Rows from a figure dataset
* begin *
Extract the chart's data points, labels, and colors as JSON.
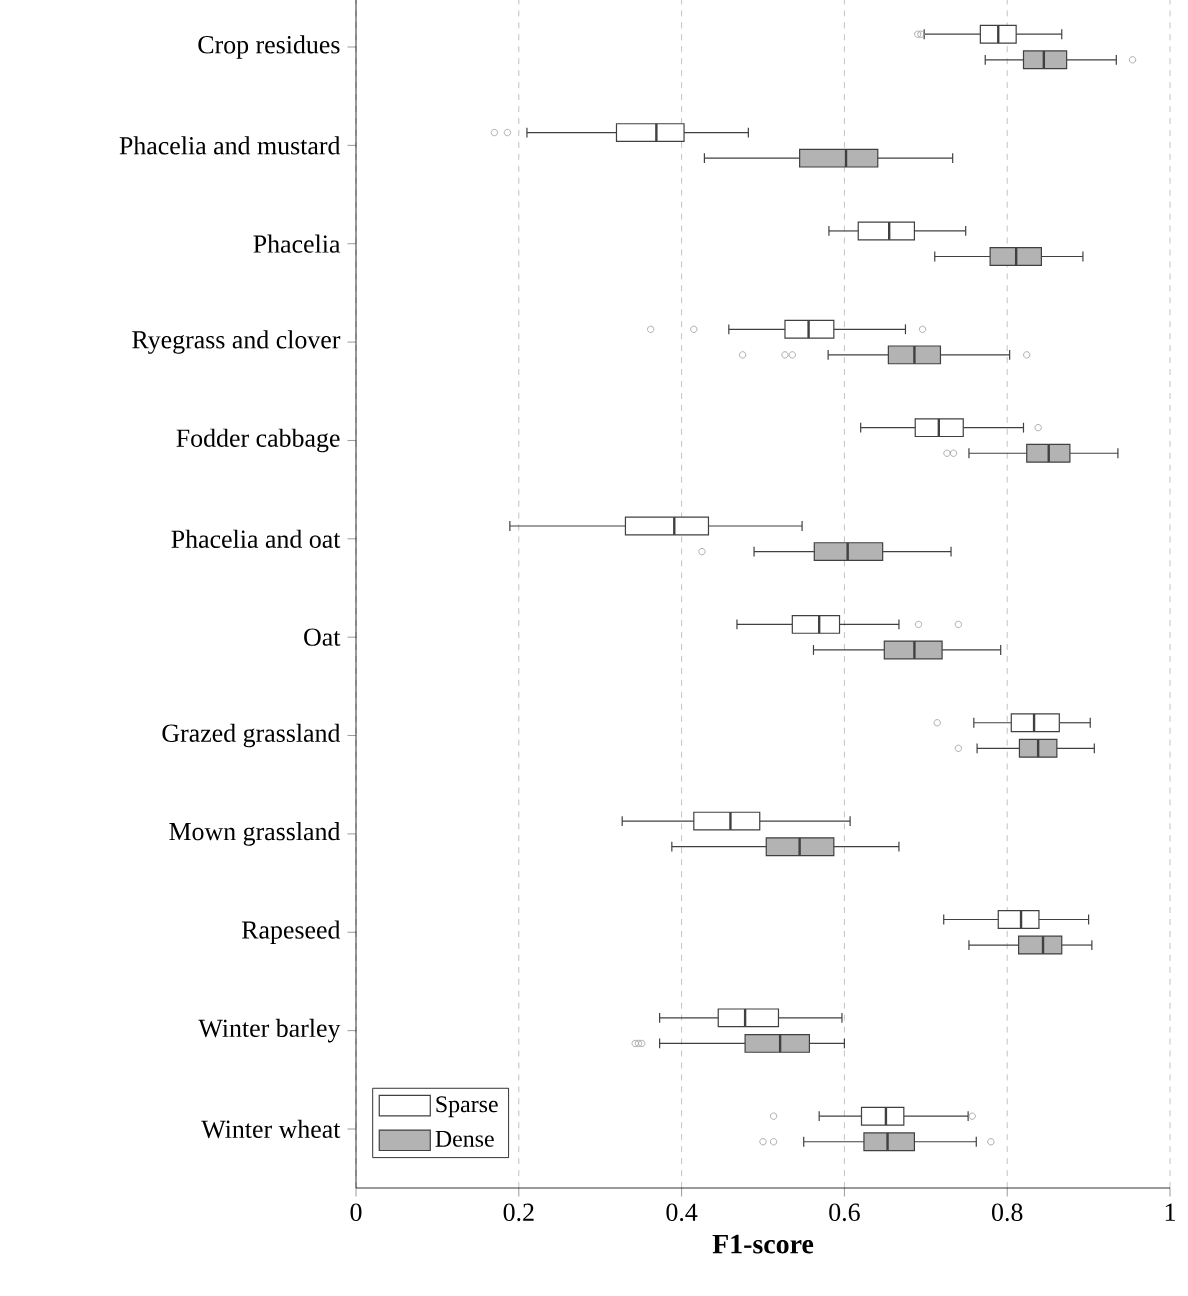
{
  "chart_data": {
    "type": "box",
    "orientation": "horizontal",
    "xlabel": "F1-score",
    "categories": [
      "Crop residues",
      "Phacelia and mustard",
      "Phacelia",
      "Ryegrass and clover",
      "Fodder cabbage",
      "Phacelia and oat",
      "Oat",
      "Grazed grassland",
      "Mown grassland",
      "Rapeseed",
      "Winter barley",
      "Winter wheat"
    ],
    "xlim": [
      0,
      1
    ],
    "xticks": [
      0,
      0.2,
      0.4,
      0.6,
      0.8,
      1
    ],
    "grid": "x",
    "legend": "bottom left",
    "series": [
      {
        "name": "Sparse",
        "color": "#ffffff",
        "boxes": [
          {
            "low": 0.698,
            "q1": 0.767,
            "median": 0.789,
            "q3": 0.811,
            "high": 0.867,
            "outliers": [
              0.69,
              0.694
            ]
          },
          {
            "low": 0.21,
            "q1": 0.32,
            "median": 0.369,
            "q3": 0.403,
            "high": 0.482,
            "outliers": [
              0.17,
              0.186
            ]
          },
          {
            "low": 0.581,
            "q1": 0.617,
            "median": 0.655,
            "q3": 0.686,
            "high": 0.749
          },
          {
            "low": 0.458,
            "q1": 0.527,
            "median": 0.556,
            "q3": 0.587,
            "high": 0.675,
            "outliers": [
              0.362,
              0.415,
              0.696
            ]
          },
          {
            "low": 0.62,
            "q1": 0.687,
            "median": 0.716,
            "q3": 0.746,
            "high": 0.82,
            "outliers": [
              0.838
            ]
          },
          {
            "low": 0.189,
            "q1": 0.331,
            "median": 0.391,
            "q3": 0.433,
            "high": 0.548
          },
          {
            "low": 0.468,
            "q1": 0.536,
            "median": 0.569,
            "q3": 0.594,
            "high": 0.667,
            "outliers": [
              0.691,
              0.74
            ]
          },
          {
            "low": 0.759,
            "q1": 0.805,
            "median": 0.833,
            "q3": 0.864,
            "high": 0.902,
            "outliers": [
              0.714
            ]
          },
          {
            "low": 0.327,
            "q1": 0.415,
            "median": 0.46,
            "q3": 0.496,
            "high": 0.607
          },
          {
            "low": 0.722,
            "q1": 0.789,
            "median": 0.817,
            "q3": 0.839,
            "high": 0.9
          },
          {
            "low": 0.373,
            "q1": 0.445,
            "median": 0.478,
            "q3": 0.519,
            "high": 0.597
          },
          {
            "low": 0.569,
            "q1": 0.621,
            "median": 0.651,
            "q3": 0.673,
            "high": 0.752,
            "outliers": [
              0.513,
              0.757
            ]
          }
        ]
      },
      {
        "name": "Dense",
        "color": "#b3b3b3",
        "boxes": [
          {
            "low": 0.773,
            "q1": 0.82,
            "median": 0.845,
            "q3": 0.873,
            "high": 0.934,
            "outliers": [
              0.954
            ]
          },
          {
            "low": 0.428,
            "q1": 0.545,
            "median": 0.602,
            "q3": 0.641,
            "high": 0.733
          },
          {
            "low": 0.711,
            "q1": 0.779,
            "median": 0.811,
            "q3": 0.842,
            "high": 0.893
          },
          {
            "low": 0.58,
            "q1": 0.654,
            "median": 0.686,
            "q3": 0.718,
            "high": 0.803,
            "outliers": [
              0.475,
              0.527,
              0.536,
              0.824
            ]
          },
          {
            "low": 0.753,
            "q1": 0.824,
            "median": 0.851,
            "q3": 0.877,
            "high": 0.936,
            "outliers": [
              0.726,
              0.734
            ]
          },
          {
            "low": 0.489,
            "q1": 0.563,
            "median": 0.604,
            "q3": 0.647,
            "high": 0.731,
            "outliers": [
              0.425
            ]
          },
          {
            "low": 0.562,
            "q1": 0.649,
            "median": 0.686,
            "q3": 0.72,
            "high": 0.792
          },
          {
            "low": 0.763,
            "q1": 0.815,
            "median": 0.838,
            "q3": 0.861,
            "high": 0.907,
            "outliers": [
              0.74
            ]
          },
          {
            "low": 0.388,
            "q1": 0.504,
            "median": 0.545,
            "q3": 0.587,
            "high": 0.667
          },
          {
            "low": 0.753,
            "q1": 0.814,
            "median": 0.844,
            "q3": 0.867,
            "high": 0.904
          },
          {
            "low": 0.373,
            "q1": 0.478,
            "median": 0.521,
            "q3": 0.557,
            "high": 0.6,
            "outliers": [
              0.343,
              0.347,
              0.351
            ]
          },
          {
            "low": 0.55,
            "q1": 0.624,
            "median": 0.653,
            "q3": 0.686,
            "high": 0.762,
            "outliers": [
              0.5,
              0.513,
              0.78
            ]
          }
        ]
      }
    ]
  }
}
* end *
Please transcribe the material above exactly as written. Leave the pictures out.

Extract the chart's data points, labels, and colors as JSON.
{
  "chart_data": {
    "type": "box",
    "orientation": "horizontal",
    "xlabel": "F1-score",
    "categories": [
      "Crop residues",
      "Phacelia and mustard",
      "Phacelia",
      "Ryegrass and clover",
      "Fodder cabbage",
      "Phacelia and oat",
      "Oat",
      "Grazed grassland",
      "Mown grassland",
      "Rapeseed",
      "Winter barley",
      "Winter wheat"
    ],
    "xlim": [
      0,
      1
    ],
    "xticks": [
      0,
      0.2,
      0.4,
      0.6,
      0.8,
      1
    ],
    "grid": "x",
    "legend": "bottom left",
    "series": [
      {
        "name": "Sparse",
        "color": "#ffffff",
        "boxes": [
          {
            "low": 0.698,
            "q1": 0.767,
            "median": 0.789,
            "q3": 0.811,
            "high": 0.867,
            "outliers": [
              0.69,
              0.694
            ]
          },
          {
            "low": 0.21,
            "q1": 0.32,
            "median": 0.369,
            "q3": 0.403,
            "high": 0.482,
            "outliers": [
              0.17,
              0.186
            ]
          },
          {
            "low": 0.581,
            "q1": 0.617,
            "median": 0.655,
            "q3": 0.686,
            "high": 0.749
          },
          {
            "low": 0.458,
            "q1": 0.527,
            "median": 0.556,
            "q3": 0.587,
            "high": 0.675,
            "outliers": [
              0.362,
              0.415,
              0.696
            ]
          },
          {
            "low": 0.62,
            "q1": 0.687,
            "median": 0.716,
            "q3": 0.746,
            "high": 0.82,
            "outliers": [
              0.838
            ]
          },
          {
            "low": 0.189,
            "q1": 0.331,
            "median": 0.391,
            "q3": 0.433,
            "high": 0.548
          },
          {
            "low": 0.468,
            "q1": 0.536,
            "median": 0.569,
            "q3": 0.594,
            "high": 0.667,
            "outliers": [
              0.691,
              0.74
            ]
          },
          {
            "low": 0.759,
            "q1": 0.805,
            "median": 0.833,
            "q3": 0.864,
            "high": 0.902,
            "outliers": [
              0.714
            ]
          },
          {
            "low": 0.327,
            "q1": 0.415,
            "median": 0.46,
            "q3": 0.496,
            "high": 0.607
          },
          {
            "low": 0.722,
            "q1": 0.789,
            "median": 0.817,
            "q3": 0.839,
            "high": 0.9
          },
          {
            "low": 0.373,
            "q1": 0.445,
            "median": 0.478,
            "q3": 0.519,
            "high": 0.597
          },
          {
            "low": 0.569,
            "q1": 0.621,
            "median": 0.651,
            "q3": 0.673,
            "high": 0.752,
            "outliers": [
              0.513,
              0.757
            ]
          }
        ]
      },
      {
        "name": "Dense",
        "color": "#b3b3b3",
        "boxes": [
          {
            "low": 0.773,
            "q1": 0.82,
            "median": 0.845,
            "q3": 0.873,
            "high": 0.934,
            "outliers": [
              0.954
            ]
          },
          {
            "low": 0.428,
            "q1": 0.545,
            "median": 0.602,
            "q3": 0.641,
            "high": 0.733
          },
          {
            "low": 0.711,
            "q1": 0.779,
            "median": 0.811,
            "q3": 0.842,
            "high": 0.893
          },
          {
            "low": 0.58,
            "q1": 0.654,
            "median": 0.686,
            "q3": 0.718,
            "high": 0.803,
            "outliers": [
              0.475,
              0.527,
              0.536,
              0.824
            ]
          },
          {
            "low": 0.753,
            "q1": 0.824,
            "median": 0.851,
            "q3": 0.877,
            "high": 0.936,
            "outliers": [
              0.726,
              0.734
            ]
          },
          {
            "low": 0.489,
            "q1": 0.563,
            "median": 0.604,
            "q3": 0.647,
            "high": 0.731,
            "outliers": [
              0.425
            ]
          },
          {
            "low": 0.562,
            "q1": 0.649,
            "median": 0.686,
            "q3": 0.72,
            "high": 0.792
          },
          {
            "low": 0.763,
            "q1": 0.815,
            "median": 0.838,
            "q3": 0.861,
            "high": 0.907,
            "outliers": [
              0.74
            ]
          },
          {
            "low": 0.388,
            "q1": 0.504,
            "median": 0.545,
            "q3": 0.587,
            "high": 0.667
          },
          {
            "low": 0.753,
            "q1": 0.814,
            "median": 0.844,
            "q3": 0.867,
            "high": 0.904
          },
          {
            "low": 0.373,
            "q1": 0.478,
            "median": 0.521,
            "q3": 0.557,
            "high": 0.6,
            "outliers": [
              0.343,
              0.347,
              0.351
            ]
          },
          {
            "low": 0.55,
            "q1": 0.624,
            "median": 0.653,
            "q3": 0.686,
            "high": 0.762,
            "outliers": [
              0.5,
              0.513,
              0.78
            ]
          }
        ]
      }
    ]
  }
}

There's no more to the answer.